#### Source extract

That’s the Microsoft Surface Book 2 in a nutshell, really. It’s a powerful laptop that can turn its hand to pretty much anything you care to think of. Most of the time you’ll be using it as a regular notebook, but you can also detach the screen and use it as a large tablet, you can reverse-dock the screen into the keyboard so you can use it as a clipboard and it’s compatible with the (optional) Surface Pen so you can jot down notes and sketch out ideas, too.

The big difference with this new generation is that Microsoft now has a 15in version to go with the 13.5in version we have on test here, although before you get too excited, the larger Surface Book 2 won’t be available in the UK until early 2018.

Otherwise, it’s largely the same as the Surface Book that came before it, but with (of course) improved Coffee Lake CPUs and updated 2017 prices (oh, goody).

########

* [Work to do]: Please retype the part of the Surface Book 2 text from "The big difference" up to and including "prices (oh, goody).".

#### Provided records

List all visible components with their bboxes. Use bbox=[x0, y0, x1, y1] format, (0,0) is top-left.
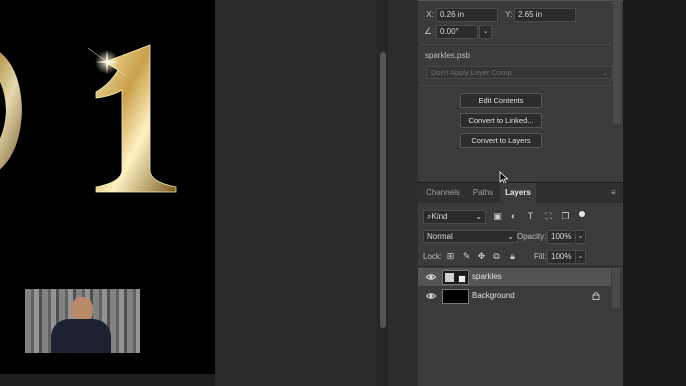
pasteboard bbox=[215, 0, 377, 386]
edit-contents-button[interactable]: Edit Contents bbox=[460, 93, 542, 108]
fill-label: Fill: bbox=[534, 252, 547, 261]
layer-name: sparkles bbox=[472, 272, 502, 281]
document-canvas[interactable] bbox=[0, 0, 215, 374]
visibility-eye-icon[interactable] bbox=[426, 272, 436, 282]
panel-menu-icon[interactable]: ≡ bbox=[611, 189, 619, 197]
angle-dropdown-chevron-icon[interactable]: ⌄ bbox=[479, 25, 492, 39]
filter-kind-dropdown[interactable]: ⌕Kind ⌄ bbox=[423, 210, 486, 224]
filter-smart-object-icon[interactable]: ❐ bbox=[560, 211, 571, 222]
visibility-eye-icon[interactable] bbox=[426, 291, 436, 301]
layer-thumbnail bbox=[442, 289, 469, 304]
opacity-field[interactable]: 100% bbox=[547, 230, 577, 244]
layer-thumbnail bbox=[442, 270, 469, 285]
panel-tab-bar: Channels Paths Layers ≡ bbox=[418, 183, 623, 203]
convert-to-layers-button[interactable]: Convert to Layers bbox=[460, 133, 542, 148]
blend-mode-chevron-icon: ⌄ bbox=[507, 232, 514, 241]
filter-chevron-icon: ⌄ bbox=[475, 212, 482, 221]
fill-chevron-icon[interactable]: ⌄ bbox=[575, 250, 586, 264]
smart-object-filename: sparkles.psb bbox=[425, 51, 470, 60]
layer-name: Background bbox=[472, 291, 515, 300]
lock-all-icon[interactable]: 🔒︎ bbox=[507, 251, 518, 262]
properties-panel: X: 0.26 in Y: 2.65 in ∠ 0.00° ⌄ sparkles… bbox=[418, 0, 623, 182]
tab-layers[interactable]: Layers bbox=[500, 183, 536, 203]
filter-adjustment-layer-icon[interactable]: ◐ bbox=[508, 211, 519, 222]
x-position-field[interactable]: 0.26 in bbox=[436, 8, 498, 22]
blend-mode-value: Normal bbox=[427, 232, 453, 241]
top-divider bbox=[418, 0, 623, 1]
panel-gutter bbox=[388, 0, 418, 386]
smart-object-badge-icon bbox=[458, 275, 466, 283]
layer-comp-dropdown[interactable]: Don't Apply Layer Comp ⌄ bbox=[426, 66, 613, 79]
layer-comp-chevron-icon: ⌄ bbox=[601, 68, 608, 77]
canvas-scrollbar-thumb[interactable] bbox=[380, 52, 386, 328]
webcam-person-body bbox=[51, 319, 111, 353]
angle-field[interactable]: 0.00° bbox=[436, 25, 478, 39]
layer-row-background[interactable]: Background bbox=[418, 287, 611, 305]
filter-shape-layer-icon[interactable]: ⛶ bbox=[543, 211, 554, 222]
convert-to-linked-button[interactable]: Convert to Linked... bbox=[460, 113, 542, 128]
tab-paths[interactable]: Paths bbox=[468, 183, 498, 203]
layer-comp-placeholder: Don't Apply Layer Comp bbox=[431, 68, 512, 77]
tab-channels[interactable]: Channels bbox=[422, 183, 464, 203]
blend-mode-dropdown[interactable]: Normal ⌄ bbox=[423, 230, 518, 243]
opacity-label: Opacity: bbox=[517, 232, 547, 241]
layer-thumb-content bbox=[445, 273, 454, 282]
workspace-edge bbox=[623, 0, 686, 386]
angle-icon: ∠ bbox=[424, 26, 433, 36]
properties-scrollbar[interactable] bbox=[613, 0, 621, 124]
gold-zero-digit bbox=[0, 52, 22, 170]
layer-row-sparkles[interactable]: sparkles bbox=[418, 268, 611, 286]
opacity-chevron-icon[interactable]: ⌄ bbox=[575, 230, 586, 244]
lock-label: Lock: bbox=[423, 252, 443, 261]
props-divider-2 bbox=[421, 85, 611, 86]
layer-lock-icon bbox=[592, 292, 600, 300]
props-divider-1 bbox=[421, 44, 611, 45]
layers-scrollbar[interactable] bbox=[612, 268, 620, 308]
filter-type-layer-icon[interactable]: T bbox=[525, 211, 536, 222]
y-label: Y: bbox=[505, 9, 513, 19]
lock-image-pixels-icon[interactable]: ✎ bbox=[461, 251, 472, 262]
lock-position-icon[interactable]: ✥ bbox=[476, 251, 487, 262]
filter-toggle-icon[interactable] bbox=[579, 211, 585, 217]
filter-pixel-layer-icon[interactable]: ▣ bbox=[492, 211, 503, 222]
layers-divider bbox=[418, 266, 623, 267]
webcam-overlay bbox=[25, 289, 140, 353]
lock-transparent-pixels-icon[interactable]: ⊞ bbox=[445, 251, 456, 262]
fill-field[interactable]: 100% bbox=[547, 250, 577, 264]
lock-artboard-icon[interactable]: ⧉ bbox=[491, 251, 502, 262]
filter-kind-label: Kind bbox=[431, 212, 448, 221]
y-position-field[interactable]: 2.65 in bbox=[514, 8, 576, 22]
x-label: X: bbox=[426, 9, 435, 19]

########
#### Provided records

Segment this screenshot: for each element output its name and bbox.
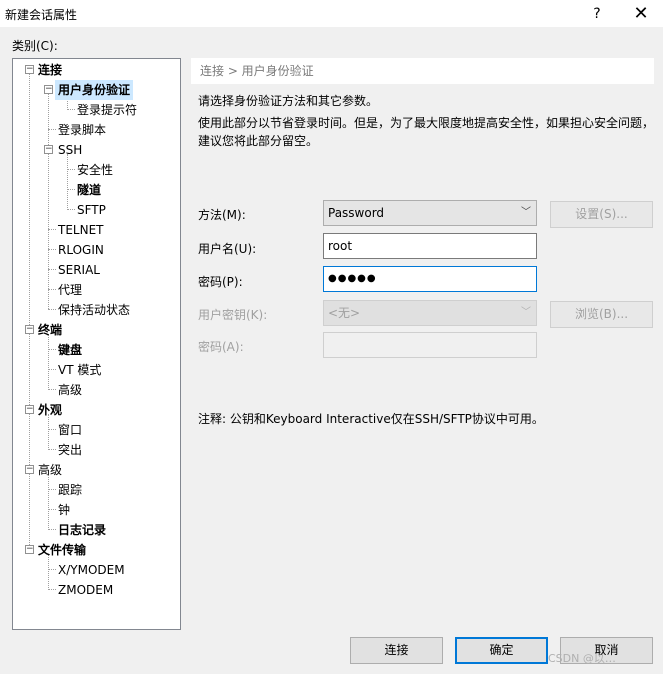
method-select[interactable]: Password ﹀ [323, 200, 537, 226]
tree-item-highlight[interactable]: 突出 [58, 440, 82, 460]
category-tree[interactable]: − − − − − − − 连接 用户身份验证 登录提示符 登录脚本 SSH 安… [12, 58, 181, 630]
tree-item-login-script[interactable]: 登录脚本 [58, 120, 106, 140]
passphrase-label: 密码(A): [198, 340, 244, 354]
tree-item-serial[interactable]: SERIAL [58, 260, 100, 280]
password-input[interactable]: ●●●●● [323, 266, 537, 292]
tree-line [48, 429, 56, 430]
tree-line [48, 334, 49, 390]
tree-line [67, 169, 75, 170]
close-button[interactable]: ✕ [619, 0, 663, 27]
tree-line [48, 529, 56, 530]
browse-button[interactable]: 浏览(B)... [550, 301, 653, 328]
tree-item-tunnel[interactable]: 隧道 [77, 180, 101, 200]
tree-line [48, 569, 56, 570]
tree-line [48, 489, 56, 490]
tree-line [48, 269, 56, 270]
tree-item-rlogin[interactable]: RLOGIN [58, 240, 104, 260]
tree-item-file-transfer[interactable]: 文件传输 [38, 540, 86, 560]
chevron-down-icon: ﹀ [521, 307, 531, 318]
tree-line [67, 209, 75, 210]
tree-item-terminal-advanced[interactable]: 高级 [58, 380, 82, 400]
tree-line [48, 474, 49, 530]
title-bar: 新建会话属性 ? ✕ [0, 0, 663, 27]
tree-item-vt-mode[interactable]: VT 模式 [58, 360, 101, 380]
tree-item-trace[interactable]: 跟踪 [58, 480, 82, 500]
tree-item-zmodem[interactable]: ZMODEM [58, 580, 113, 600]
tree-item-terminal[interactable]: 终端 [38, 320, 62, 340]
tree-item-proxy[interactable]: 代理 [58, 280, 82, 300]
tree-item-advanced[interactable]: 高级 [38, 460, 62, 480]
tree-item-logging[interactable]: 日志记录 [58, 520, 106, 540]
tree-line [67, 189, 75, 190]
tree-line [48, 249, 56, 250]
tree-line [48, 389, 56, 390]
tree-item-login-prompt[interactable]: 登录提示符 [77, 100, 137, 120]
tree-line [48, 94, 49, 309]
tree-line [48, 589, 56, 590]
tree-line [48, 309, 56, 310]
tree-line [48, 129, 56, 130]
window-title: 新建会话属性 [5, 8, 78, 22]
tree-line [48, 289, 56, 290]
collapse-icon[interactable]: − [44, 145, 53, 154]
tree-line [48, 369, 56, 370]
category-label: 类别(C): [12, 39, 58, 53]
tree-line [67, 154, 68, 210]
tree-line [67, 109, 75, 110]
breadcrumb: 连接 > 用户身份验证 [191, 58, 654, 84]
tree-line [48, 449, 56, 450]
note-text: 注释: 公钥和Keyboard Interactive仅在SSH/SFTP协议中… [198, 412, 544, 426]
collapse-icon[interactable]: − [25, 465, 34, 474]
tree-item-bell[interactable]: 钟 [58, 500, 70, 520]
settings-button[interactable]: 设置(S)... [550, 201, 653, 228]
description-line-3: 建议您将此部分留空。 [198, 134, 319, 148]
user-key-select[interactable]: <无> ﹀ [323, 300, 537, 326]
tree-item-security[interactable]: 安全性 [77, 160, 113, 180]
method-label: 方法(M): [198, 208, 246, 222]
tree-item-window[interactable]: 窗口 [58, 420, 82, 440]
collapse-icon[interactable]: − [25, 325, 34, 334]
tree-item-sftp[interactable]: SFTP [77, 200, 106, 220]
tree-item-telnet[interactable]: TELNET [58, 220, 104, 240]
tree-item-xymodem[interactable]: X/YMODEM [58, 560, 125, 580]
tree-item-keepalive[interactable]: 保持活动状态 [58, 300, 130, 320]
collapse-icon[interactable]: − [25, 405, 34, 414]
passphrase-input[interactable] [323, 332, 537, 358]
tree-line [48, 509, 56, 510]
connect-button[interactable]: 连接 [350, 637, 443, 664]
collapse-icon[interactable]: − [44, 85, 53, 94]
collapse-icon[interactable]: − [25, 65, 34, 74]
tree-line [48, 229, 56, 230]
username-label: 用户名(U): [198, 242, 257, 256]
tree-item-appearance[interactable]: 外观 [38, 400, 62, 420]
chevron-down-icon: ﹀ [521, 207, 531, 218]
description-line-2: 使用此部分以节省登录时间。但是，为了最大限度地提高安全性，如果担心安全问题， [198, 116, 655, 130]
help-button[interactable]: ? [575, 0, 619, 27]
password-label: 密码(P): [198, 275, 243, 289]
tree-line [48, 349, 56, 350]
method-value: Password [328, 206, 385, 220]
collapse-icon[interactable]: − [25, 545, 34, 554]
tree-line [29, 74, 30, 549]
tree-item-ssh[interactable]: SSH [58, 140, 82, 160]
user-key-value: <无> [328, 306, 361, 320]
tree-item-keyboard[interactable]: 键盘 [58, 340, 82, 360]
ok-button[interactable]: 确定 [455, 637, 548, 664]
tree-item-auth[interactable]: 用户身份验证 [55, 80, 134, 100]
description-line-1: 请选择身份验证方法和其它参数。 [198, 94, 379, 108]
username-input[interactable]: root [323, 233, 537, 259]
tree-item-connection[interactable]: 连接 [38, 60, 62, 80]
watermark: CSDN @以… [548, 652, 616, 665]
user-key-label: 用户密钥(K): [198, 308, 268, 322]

########

* [Solution]:
The big difference with this new generation is that Microsoft now has a 15in version to go with the 13.5in version we have on test here, although before you get too excited, the larger Surface Book 2 won’t be available in the UK until early 2018.

Otherwise, it’s largely the same as the Surface Book that came before it, but with (of course) improved Coffee Lake CPUs and updated 2017 prices (oh, goody).